***** Provided data *****

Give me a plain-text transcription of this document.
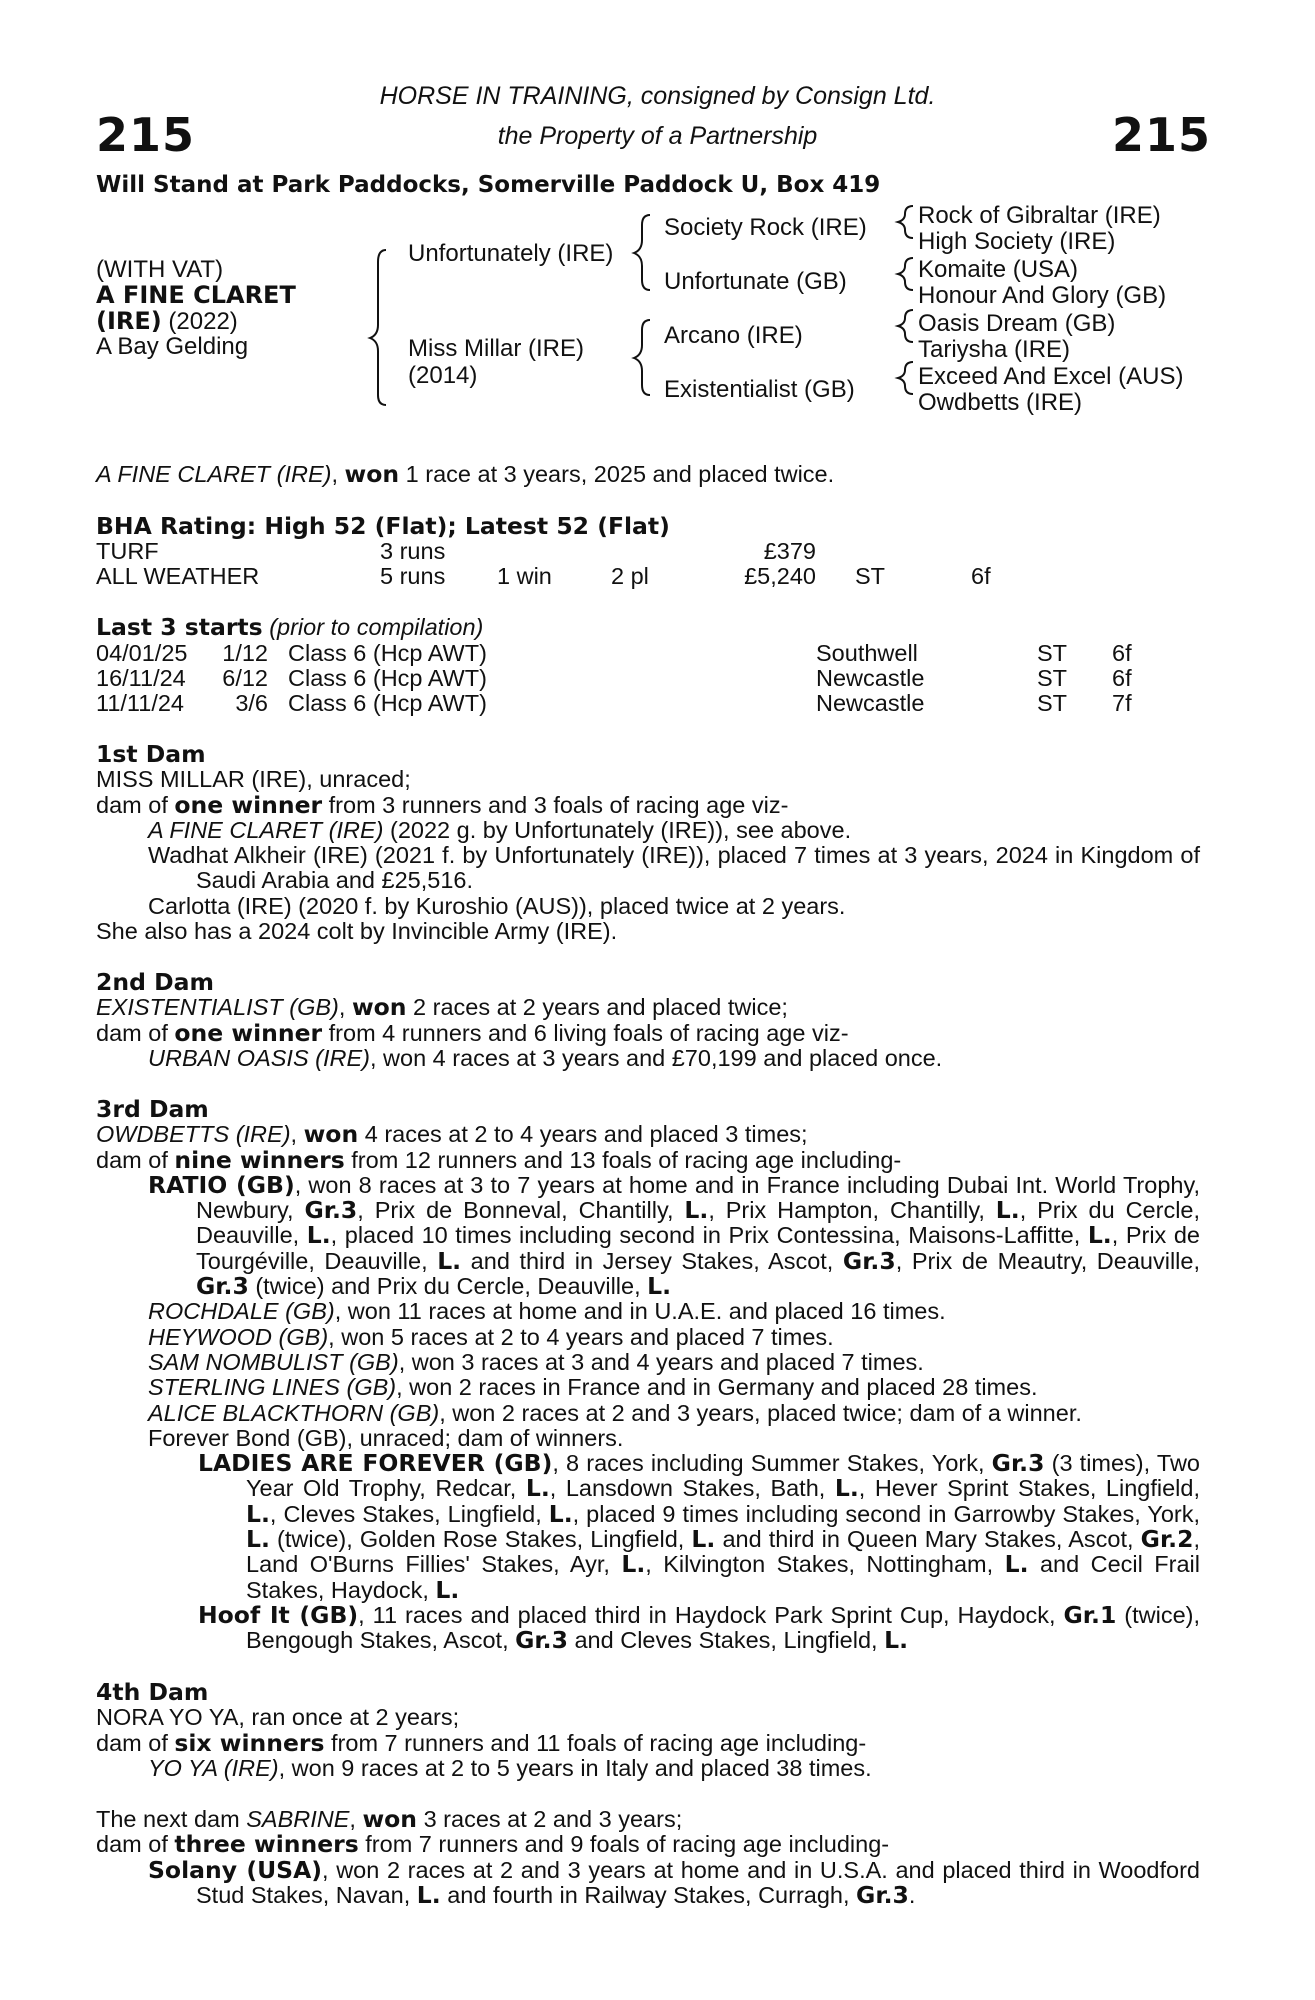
215	215
HORSE IN TRAINING, consigned by Consign Ltd.
the Property of a Partnership
Will Stand at Park Paddocks, Somerville Paddock U, Box 419
(WITH VAT)
A FINE CLARET
(IRE) (2022)
A Bay Gelding
Unfortunately (IRE)
Miss Millar (IRE)
(2014)
Society Rock (IRE)
Unfortunate (GB)
Arcano (IRE)
Existentialist (GB)
Rock of Gibraltar (IRE)
High Society (IRE)
Komaite (USA)
Honour And Glory (GB)
Oasis Dream (GB)
Tariysha (IRE)
Exceed And Excel (AUS)
Owdbetts (IRE)
A FINE CLARET (IRE), won 1 race at 3 years, 2025 and placed twice.
BHA Rating: High 52 (Flat); Latest 52 (Flat)
TURF	3 runs	£379
ALL WEATHER	5 runs 1 win	2 pl	£5,240 ST	6f
Last 3 starts (prior to compilation)
04/01/25	1/12 Class 6 (Hcp AWT)	Southwell	ST 6f
16/11/24	6/12 Class 6 (Hcp AWT)	Newcastle	ST 6f
11/11/24	3/6 Class 6 (Hcp AWT)	Newcastle	ST 7f

1st Dam

MISS MILLAR (IRE), unraced;

dam of one winner from 3 runners and 3 foals of racing age viz-

A FINE CLARET (IRE) (2022 g. by Unfortunately (IRE)), see above.

Wadhat Alkheir (IRE) (2021 f. by Unfortunately (IRE)), placed 7 times at 3 years, 2024 in Kingdom of Saudi Arabia and £25,516.

Carlotta (IRE) (2020 f. by Kuroshio (AUS)), placed twice at 2 years.

She also has a 2024 colt by Invincible Army (IRE).

2nd Dam

EXISTENTIALIST (GB), won 2 races at 2 years and placed twice;

dam of one winner from 4 runners and 6 living foals of racing age viz-

URBAN OASIS (IRE), won 4 races at 3 years and £70,199 and placed once.

3rd Dam

OWDBETTS (IRE), won 4 races at 2 to 4 years and placed 3 times;

dam of nine winners from 12 runners and 13 foals of racing age including-

RATIO (GB), won 8 races at 3 to 7 years at home and in France including Dubai Int. World Trophy, Newbury, Gr.3, Prix de Bonneval, Chantilly, L., Prix Hampton, Chantilly, L., Prix du Cercle, Deauville, L., placed 10 times including second in Prix Contessina, Maisons-Laffitte, L., Prix de Tourgéville, Deauville, L. and third in Jersey Stakes, Ascot, Gr.3, Prix de Meautry, Deauville, Gr.3 (twice) and Prix du Cercle, Deauville, L.

ROCHDALE (GB), won 11 races at home and in U.A.E. and placed 16 times.

HEYWOOD (GB), won 5 races at 2 to 4 years and placed 7 times.

SAM NOMBULIST (GB), won 3 races at 3 and 4 years and placed 7 times.

STERLING LINES (GB), won 2 races in France and in Germany and placed 28 times.

ALICE BLACKTHORN (GB), won 2 races at 2 and 3 years, placed twice; dam of a winner.

Forever Bond (GB), unraced; dam of winners.

LADIES ARE FOREVER (GB), 8 races including Summer Stakes, York, Gr.3 (3 times), Two Year Old Trophy, Redcar, L., Lansdown Stakes, Bath, L., Hever Sprint Stakes, Lingfield, L., Cleves Stakes, Lingfield, L., placed 9 times including second in Garrowby Stakes, York, L. (twice), Golden Rose Stakes, Lingfield, L. and third in Queen Mary Stakes, Ascot, Gr.2, Land O'Burns Fillies' Stakes, Ayr, L., Kilvington Stakes, Nottingham, L. and Cecil Frail Stakes, Haydock, L.

Hoof It (GB), 11 races and placed third in Haydock Park Sprint Cup, Haydock, Gr.1 (twice), Bengough Stakes, Ascot, Gr.3 and Cleves Stakes, Lingfield, L.

4th Dam

NORA YO YA, ran once at 2 years;

dam of six winners from 7 runners and 11 foals of racing age including-

YO YA (IRE), won 9 races at 2 to 5 years in Italy and placed 38 times.

The next dam SABRINE, won 3 races at 2 and 3 years;

dam of three winners from 7 runners and 9 foals of racing age including-

Solany (USA), won 2 races at 2 and 3 years at home and in U.S.A. and placed third in Woodford Stud Stakes, Navan, L. and fourth in Railway Stakes, Curragh, Gr.3.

*****

## Given exercise:
Using the listing above, show each line holding the string "Lingfield".

## Exercise output:
LADIES ARE FOREVER (GB), 8 races including Summer Stakes, York, Gr.3 (3 times), Two Year Old Trophy, Redcar, L., Lansdown Stakes, Bath, L., Hever Sprint Stakes, Lingfield, L., Cleves Stakes, Lingfield, L., placed 9 times including second in Garrowby Stakes, York, L. (twice), Golden Rose Stakes, Lingfield, L. and third in Queen Mary Stakes, Ascot, Gr.2, Land O'Burns Fillies' Stakes, Ayr, L., Kilvington Stakes, Nottingham, L. and Cecil Frail Stakes, Haydock, L.
Hoof It (GB), 11 races and placed third in Haydock Park Sprint Cup, Haydock, Gr.1 (twice), Bengough Stakes, Ascot, Gr.3 and Cleves Stakes, Lingfield, L.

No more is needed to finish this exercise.